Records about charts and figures
========================

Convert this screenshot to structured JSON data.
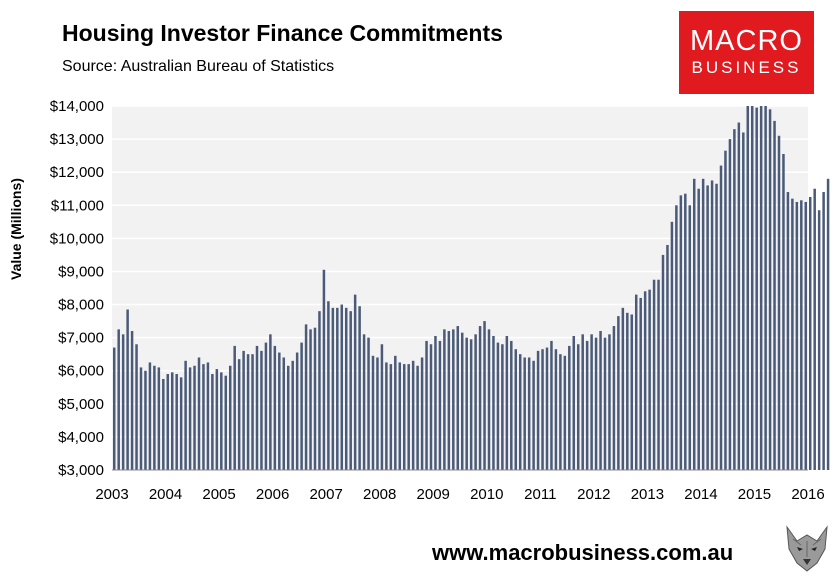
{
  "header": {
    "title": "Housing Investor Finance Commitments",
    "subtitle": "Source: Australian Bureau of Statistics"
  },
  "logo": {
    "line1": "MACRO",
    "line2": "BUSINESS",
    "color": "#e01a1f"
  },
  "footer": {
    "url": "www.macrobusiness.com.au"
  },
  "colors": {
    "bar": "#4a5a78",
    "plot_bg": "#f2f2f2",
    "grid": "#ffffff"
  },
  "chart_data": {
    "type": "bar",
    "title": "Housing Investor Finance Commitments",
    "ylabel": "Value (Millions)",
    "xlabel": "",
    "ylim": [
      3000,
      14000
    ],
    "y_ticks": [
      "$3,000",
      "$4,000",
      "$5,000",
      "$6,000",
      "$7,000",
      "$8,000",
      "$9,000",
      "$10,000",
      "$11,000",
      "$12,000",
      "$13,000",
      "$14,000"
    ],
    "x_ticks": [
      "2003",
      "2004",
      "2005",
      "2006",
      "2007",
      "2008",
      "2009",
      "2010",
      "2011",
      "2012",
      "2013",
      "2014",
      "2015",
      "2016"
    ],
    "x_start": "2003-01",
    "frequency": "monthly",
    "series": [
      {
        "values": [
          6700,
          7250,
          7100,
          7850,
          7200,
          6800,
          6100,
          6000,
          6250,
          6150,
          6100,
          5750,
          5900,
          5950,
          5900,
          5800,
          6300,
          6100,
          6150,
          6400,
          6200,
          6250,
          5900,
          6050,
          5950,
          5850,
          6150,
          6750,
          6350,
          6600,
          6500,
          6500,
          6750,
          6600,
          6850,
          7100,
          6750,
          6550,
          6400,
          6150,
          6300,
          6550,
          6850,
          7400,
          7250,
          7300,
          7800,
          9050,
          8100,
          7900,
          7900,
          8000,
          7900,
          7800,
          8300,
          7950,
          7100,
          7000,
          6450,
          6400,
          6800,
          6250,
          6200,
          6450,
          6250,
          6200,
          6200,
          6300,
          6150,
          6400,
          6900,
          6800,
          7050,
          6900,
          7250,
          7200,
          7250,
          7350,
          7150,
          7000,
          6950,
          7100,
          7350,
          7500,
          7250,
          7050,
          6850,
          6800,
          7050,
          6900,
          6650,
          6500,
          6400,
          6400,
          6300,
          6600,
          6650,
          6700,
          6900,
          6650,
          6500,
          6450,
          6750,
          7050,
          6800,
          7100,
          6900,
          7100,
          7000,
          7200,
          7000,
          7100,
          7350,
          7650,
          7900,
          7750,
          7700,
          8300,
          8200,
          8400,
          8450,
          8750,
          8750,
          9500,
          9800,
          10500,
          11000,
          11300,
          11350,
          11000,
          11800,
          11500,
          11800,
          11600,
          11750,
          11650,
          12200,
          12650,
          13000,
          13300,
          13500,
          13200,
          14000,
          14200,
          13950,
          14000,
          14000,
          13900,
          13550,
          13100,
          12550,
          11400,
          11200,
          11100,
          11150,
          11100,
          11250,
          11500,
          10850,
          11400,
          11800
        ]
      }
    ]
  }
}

========================

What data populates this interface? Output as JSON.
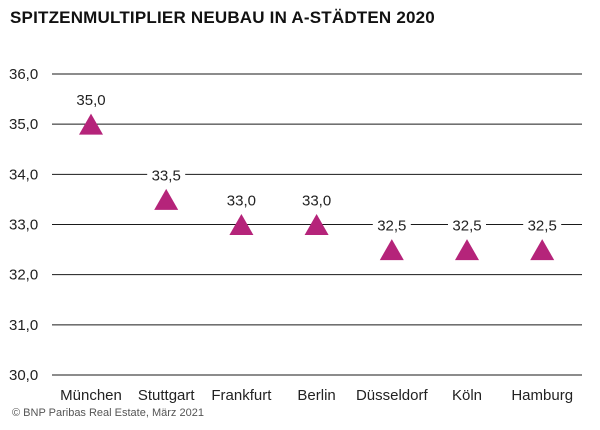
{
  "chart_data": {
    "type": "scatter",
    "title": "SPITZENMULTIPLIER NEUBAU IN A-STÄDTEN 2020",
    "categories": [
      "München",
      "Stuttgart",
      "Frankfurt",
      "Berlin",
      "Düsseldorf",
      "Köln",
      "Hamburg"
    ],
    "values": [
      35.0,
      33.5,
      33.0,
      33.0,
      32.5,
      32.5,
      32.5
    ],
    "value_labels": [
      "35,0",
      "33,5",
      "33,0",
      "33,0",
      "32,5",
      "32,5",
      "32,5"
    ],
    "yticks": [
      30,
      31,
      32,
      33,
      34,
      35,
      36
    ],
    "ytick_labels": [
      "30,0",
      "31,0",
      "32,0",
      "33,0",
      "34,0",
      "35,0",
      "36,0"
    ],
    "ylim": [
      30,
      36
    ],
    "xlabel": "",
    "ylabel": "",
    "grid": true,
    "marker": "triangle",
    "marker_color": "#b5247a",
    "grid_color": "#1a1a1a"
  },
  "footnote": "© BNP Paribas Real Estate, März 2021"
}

========================

STATED TASK
Go through the records line by line and count those containing the string "this". Give only the total.

CORRECT ANSWER
2